## DIRECTION
Write each record again exactly as it stands.

----- RAW RECORDS

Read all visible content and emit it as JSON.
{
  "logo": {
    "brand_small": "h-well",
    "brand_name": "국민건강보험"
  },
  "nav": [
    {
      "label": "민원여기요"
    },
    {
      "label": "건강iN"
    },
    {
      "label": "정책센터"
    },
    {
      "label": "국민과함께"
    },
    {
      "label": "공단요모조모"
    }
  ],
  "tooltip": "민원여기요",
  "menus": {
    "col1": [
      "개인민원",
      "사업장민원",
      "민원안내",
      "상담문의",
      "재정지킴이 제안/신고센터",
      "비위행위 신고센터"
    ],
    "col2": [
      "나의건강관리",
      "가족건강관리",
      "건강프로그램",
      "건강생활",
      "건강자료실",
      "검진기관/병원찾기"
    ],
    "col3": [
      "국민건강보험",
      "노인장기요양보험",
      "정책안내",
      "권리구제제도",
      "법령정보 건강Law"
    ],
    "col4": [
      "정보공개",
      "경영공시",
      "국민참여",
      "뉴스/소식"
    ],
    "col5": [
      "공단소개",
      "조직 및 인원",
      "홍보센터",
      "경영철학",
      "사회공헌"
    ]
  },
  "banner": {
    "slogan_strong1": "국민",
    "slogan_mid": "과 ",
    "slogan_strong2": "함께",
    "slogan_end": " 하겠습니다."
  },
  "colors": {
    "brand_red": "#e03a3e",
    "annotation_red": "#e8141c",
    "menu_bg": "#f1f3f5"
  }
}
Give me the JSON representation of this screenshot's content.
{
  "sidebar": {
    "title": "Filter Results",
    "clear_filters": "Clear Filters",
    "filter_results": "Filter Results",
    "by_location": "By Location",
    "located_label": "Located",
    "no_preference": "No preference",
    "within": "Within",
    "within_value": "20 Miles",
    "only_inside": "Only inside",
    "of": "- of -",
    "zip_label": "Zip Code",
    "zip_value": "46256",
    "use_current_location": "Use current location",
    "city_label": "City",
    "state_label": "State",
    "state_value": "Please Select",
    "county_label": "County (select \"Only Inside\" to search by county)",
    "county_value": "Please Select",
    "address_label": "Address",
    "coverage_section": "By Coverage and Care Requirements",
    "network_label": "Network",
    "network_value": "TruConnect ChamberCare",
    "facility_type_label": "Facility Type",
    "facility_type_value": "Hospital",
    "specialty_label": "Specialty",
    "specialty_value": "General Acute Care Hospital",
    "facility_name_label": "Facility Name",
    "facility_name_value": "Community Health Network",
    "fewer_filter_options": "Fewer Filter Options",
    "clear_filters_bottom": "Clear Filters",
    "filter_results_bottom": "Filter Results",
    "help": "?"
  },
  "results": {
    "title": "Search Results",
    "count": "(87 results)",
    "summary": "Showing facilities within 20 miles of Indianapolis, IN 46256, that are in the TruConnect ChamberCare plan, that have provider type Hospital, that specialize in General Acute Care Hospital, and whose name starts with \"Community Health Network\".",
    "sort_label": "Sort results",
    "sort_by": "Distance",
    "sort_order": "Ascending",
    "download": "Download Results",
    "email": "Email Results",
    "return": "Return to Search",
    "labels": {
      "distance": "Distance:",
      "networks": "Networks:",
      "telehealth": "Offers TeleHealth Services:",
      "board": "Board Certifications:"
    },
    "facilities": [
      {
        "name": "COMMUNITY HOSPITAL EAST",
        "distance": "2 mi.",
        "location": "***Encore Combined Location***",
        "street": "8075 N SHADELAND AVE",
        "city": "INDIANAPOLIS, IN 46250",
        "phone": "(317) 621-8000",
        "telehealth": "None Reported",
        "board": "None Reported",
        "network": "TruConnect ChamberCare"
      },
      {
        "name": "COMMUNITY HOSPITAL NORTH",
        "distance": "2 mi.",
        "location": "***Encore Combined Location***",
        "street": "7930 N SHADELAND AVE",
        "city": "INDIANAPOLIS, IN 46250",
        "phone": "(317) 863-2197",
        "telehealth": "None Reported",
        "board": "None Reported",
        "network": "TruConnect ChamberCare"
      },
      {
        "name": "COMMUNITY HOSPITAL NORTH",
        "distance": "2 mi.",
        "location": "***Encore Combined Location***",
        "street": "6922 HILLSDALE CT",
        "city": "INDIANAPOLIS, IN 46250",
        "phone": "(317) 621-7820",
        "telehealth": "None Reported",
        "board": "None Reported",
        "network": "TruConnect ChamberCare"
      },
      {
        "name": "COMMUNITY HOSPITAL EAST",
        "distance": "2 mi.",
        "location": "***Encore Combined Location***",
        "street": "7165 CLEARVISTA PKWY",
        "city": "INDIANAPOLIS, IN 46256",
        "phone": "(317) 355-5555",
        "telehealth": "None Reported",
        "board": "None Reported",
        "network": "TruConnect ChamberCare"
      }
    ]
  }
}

----------

## SOLUTION FOR THIS EXERCISE
Read all visible content and emit it as JSON.
{
  "logo": {
    "brand_small": "h-well",
    "brand_name": "국민건강보험"
  },
  "nav": [
    {
      "label": "민원여기요"
    },
    {
      "label": "건강iN"
    },
    {
      "label": "정책센터"
    },
    {
      "label": "국민과함께"
    },
    {
      "label": "공단요모조모"
    }
  ],
  "tooltip": "민원여기요",
  "menus": {
    "col1": [
      "개인민원",
      "사업장민원",
      "민원안내",
      "상담문의",
      "재정지킴이 제안/신고센터",
      "비위행위 신고센터"
    ],
    "col2": [
      "나의건강관리",
      "가족건강관리",
      "건강프로그램",
      "건강생활",
      "건강자료실",
      "검진기관/병원찾기"
    ],
    "col3": [
      "국민건강보험",
      "노인장기요양보험",
      "정책안내",
      "권리구제제도",
      "법령정보 건강Law"
    ],
    "col4": [
      "정보공개",
      "경영공시",
      "국민참여",
      "뉴스/소식"
    ],
    "col5": [
      "공단소개",
      "조직 및 인원",
      "홍보센터",
      "경영철학",
      "사회공헌"
    ]
  },
  "banner": {
    "slogan_strong1": "국민",
    "slogan_mid": "과 ",
    "slogan_strong2": "함께",
    "slogan_end": " 하겠습니다."
  },
  "colors": {
    "brand_red": "#e03a3e",
    "annotation_red": "#e8141c",
    "menu_bg": "#f1f3f5"
  }
}
Give me the JSON representation of this screenshot's content.
{
  "sidebar": {
    "title": "Filter Results",
    "clear_filters": "Clear Filters",
    "filter_results": "Filter Results",
    "by_location": "By Location",
    "located_label": "Located",
    "no_preference": "No preference",
    "within": "Within",
    "within_value": "20 Miles",
    "only_inside": "Only inside",
    "of": "- of -",
    "zip_label": "Zip Code",
    "zip_value": "46256",
    "use_current_location": "Use current location",
    "city_label": "City",
    "state_label": "State",
    "state_value": "Please Select",
    "county_label": "County (select \"Only Inside\" to search by county)",
    "county_value": "Please Select",
    "address_label": "Address",
    "coverage_section": "By Coverage and Care Requirements",
    "network_label": "Network",
    "network_value": "TruConnect ChamberCare",
    "facility_type_label": "Facility Type",
    "facility_type_value": "Hospital",
    "specialty_label": "Specialty",
    "specialty_value": "General Acute Care Hospital",
    "facility_name_label": "Facility Name",
    "facility_name_value": "Community Health Network",
    "fewer_filter_options": "Fewer Filter Options",
    "clear_filters_bottom": "Clear Filters",
    "filter_results_bottom": "Filter Results",
    "help": "?"
  },
  "results": {
    "title": "Search Results",
    "count": "(87 results)",
    "summary": "Showing facilities within 20 miles of Indianapolis, IN 46256, that are in the TruConnect ChamberCare plan, that have provider type Hospital, that specialize in General Acute Care Hospital, and whose name starts with \"Community Health Network\".",
    "sort_label": "Sort results",
    "sort_by": "Distance",
    "sort_order": "Ascending",
    "download": "Download Results",
    "email": "Email Results",
    "return": "Return to Search",
    "labels": {
      "distance": "Distance:",
      "networks": "Networks:",
      "telehealth": "Offers TeleHealth Services:",
      "board": "Board Certifications:"
    },
    "facilities": [
      {
        "name": "COMMUNITY HOSPITAL EAST",
        "distance": "2 mi.",
        "location": "***Encore Combined Location***",
        "street": "8075 N SHADELAND AVE",
        "city": "INDIANAPOLIS, IN 46250",
        "phone": "(317) 621-8000",
        "telehealth": "None Reported",
        "board": "None Reported",
        "network": "TruConnect ChamberCare"
      },
      {
        "name": "COMMUNITY HOSPITAL NORTH",
        "distance": "2 mi.",
        "location": "***Encore Combined Location***",
        "street": "7930 N SHADELAND AVE",
        "city": "INDIANAPOLIS, IN 46250",
        "phone": "(317) 863-2197",
        "telehealth": "None Reported",
        "board": "None Reported",
        "network": "TruConnect ChamberCare"
      },
      {
        "name": "COMMUNITY HOSPITAL NORTH",
        "distance": "2 mi.",
        "location": "***Encore Combined Location***",
        "street": "6922 HILLSDALE CT",
        "city": "INDIANAPOLIS, IN 46250",
        "phone": "(317) 621-7820",
        "telehealth": "None Reported",
        "board": "None Reported",
        "network": "TruConnect ChamberCare"
      },
      {
        "name": "COMMUNITY HOSPITAL EAST",
        "distance": "2 mi.",
        "location": "***Encore Combined Location***",
        "street": "7165 CLEARVISTA PKWY",
        "city": "INDIANAPOLIS, IN 46256",
        "phone": "(317) 355-5555",
        "telehealth": "None Reported",
        "board": "None Reported",
        "network": "TruConnect ChamberCare"
      }
    ]
  }
}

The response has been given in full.